▶ _DESCRIPTION OF THE TASK_
Return the number of lines in which the word "screenshot" appears; add nothing else.

........

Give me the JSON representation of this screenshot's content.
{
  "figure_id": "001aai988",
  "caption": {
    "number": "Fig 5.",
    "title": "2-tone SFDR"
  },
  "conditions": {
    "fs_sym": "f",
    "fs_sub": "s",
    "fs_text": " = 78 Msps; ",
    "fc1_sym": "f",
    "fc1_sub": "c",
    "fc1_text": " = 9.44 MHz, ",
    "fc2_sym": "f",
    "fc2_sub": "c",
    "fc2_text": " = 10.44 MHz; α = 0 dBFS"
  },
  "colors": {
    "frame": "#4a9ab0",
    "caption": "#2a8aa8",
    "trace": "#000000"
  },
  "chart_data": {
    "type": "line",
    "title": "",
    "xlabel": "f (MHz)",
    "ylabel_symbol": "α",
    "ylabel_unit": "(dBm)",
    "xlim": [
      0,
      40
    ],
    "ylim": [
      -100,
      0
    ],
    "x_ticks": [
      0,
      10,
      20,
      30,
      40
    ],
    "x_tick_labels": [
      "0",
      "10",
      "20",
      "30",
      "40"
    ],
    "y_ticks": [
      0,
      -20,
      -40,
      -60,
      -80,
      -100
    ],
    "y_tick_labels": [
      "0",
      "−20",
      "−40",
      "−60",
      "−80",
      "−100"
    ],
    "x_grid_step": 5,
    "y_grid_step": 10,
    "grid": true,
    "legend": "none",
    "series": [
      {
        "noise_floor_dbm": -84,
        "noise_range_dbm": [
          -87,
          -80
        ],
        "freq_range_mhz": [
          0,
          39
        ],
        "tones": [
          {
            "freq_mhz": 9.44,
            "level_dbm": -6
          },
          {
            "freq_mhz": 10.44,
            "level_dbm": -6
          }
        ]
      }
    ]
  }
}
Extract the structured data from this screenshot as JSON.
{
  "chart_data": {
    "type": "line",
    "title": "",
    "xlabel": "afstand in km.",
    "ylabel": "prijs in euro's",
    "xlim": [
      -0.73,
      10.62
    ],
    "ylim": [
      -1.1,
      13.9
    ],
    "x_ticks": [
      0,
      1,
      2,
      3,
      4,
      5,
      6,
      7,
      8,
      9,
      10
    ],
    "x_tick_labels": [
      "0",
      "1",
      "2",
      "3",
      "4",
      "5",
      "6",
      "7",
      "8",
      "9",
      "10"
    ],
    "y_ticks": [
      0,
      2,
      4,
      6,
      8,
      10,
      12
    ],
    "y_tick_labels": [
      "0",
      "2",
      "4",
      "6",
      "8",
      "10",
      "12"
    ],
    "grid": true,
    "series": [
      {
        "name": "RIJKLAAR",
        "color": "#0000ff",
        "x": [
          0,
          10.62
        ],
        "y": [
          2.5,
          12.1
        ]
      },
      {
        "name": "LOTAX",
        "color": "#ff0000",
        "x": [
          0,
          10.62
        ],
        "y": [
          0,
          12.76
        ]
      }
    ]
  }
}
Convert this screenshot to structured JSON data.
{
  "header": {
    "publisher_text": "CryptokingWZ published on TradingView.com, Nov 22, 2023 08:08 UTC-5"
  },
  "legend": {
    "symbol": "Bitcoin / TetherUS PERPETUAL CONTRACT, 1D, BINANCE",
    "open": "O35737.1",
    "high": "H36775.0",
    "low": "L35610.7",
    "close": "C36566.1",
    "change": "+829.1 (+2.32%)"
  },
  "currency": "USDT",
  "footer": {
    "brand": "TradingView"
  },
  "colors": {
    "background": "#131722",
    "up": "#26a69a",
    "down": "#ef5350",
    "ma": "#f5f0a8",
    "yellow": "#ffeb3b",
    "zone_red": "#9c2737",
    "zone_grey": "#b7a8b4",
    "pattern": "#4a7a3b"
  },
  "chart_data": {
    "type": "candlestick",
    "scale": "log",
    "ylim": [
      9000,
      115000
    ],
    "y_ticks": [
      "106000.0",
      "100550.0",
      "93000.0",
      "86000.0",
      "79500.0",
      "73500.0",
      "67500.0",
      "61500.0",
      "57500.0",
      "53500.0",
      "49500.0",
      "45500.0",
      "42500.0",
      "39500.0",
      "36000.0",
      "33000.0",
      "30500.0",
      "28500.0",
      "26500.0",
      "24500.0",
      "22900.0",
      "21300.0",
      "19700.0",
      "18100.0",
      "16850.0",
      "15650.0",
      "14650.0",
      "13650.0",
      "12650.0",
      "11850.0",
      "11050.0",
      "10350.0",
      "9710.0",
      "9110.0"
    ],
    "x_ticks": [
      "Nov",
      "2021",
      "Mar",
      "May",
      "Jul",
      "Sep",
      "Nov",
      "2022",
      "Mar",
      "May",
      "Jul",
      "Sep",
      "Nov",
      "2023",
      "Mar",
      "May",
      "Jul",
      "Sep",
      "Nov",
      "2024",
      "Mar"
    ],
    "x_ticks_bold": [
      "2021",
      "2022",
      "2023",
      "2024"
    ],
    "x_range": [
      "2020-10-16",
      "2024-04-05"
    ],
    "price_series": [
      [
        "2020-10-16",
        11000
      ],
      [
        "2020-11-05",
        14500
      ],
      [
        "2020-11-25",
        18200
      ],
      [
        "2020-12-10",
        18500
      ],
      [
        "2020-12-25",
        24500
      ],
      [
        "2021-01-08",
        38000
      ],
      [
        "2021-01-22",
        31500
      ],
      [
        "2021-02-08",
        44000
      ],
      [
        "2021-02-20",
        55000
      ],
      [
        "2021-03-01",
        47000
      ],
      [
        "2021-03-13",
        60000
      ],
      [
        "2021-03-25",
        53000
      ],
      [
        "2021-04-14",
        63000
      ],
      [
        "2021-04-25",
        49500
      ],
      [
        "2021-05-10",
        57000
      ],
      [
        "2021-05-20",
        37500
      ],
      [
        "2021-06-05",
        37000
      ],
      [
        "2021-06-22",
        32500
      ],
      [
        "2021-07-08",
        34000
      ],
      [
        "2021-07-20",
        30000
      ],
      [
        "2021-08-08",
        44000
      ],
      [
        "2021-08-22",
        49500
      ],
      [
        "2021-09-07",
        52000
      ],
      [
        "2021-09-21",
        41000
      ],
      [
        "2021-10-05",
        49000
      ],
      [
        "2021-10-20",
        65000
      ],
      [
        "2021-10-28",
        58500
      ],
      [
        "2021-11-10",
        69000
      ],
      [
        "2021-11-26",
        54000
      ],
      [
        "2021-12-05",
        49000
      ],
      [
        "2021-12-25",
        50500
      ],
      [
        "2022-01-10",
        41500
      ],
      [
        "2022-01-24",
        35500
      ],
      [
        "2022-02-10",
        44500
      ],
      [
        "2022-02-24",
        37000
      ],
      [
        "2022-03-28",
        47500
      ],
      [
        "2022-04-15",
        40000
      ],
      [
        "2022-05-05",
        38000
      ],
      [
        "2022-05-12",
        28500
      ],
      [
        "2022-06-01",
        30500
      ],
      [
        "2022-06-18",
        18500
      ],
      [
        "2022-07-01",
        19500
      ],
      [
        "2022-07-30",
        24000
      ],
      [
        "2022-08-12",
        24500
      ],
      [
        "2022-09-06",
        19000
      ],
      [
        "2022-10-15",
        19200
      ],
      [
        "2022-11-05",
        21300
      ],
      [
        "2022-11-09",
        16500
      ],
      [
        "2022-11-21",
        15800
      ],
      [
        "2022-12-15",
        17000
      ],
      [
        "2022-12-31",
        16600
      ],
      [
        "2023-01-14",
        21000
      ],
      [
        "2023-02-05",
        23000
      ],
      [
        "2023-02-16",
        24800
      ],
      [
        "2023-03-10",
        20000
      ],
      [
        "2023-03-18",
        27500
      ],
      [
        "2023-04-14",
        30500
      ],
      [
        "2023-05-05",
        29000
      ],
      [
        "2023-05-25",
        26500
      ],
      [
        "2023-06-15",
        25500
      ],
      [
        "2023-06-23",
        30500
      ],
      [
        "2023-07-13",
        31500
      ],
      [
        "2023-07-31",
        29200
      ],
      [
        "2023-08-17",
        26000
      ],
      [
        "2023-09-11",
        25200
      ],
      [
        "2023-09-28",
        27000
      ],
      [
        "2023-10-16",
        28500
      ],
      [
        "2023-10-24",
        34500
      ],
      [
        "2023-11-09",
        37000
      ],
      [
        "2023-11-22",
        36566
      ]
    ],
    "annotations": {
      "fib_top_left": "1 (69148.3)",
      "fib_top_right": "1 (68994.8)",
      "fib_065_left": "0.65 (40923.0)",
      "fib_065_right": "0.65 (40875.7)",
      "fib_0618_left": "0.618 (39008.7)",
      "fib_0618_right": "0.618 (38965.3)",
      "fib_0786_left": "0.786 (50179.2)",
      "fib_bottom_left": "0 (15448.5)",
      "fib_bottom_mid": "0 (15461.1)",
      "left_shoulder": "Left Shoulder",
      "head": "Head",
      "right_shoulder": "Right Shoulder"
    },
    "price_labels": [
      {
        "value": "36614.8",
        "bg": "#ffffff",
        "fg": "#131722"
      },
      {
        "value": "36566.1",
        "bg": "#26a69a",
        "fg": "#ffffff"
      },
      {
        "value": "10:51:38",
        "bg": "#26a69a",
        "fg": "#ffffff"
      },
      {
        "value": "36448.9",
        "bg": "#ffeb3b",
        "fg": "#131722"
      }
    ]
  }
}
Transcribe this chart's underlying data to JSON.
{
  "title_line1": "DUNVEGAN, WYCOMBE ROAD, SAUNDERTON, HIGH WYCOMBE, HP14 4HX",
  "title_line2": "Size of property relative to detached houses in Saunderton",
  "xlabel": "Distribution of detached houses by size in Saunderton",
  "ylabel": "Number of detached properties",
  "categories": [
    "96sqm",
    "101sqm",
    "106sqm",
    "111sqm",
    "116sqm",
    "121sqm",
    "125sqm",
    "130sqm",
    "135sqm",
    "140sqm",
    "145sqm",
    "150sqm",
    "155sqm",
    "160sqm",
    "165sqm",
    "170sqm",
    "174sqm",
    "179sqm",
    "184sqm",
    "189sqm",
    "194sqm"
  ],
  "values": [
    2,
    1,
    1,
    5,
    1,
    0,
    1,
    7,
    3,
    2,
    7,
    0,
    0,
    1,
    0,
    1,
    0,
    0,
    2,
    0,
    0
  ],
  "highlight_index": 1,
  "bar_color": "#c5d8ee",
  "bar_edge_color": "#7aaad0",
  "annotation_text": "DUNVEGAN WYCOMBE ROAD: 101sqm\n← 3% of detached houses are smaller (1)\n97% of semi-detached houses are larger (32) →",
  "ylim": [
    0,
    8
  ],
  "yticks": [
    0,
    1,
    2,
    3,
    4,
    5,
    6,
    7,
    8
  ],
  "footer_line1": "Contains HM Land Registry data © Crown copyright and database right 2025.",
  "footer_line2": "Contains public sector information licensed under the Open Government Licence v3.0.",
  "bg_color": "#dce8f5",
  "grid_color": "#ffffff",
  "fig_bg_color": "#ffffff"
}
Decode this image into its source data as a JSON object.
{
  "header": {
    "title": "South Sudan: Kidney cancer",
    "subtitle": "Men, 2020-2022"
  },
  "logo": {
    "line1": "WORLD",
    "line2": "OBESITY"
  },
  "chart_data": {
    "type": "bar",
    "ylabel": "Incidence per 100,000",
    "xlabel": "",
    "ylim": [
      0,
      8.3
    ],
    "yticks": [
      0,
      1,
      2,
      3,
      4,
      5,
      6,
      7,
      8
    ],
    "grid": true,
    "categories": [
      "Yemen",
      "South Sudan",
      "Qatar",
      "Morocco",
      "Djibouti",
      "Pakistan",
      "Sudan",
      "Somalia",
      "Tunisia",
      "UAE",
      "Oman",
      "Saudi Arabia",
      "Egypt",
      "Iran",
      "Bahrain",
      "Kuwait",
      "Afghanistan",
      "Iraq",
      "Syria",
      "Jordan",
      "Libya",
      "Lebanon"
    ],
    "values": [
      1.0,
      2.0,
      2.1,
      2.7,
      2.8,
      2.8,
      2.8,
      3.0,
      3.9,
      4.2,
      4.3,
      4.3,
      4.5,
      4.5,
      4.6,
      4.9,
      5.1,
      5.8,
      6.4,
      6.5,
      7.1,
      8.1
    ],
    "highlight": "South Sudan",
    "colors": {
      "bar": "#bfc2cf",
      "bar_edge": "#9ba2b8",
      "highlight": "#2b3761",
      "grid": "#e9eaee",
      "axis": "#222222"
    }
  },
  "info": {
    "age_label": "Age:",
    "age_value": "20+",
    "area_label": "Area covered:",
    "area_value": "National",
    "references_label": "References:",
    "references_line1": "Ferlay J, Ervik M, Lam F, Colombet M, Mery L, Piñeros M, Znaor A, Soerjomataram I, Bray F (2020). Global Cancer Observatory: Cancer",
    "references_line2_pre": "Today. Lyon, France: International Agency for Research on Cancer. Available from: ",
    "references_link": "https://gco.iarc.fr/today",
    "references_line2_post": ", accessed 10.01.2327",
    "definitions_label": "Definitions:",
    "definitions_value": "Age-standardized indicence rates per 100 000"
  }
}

........

▶ _CORRECT ANSWER_
3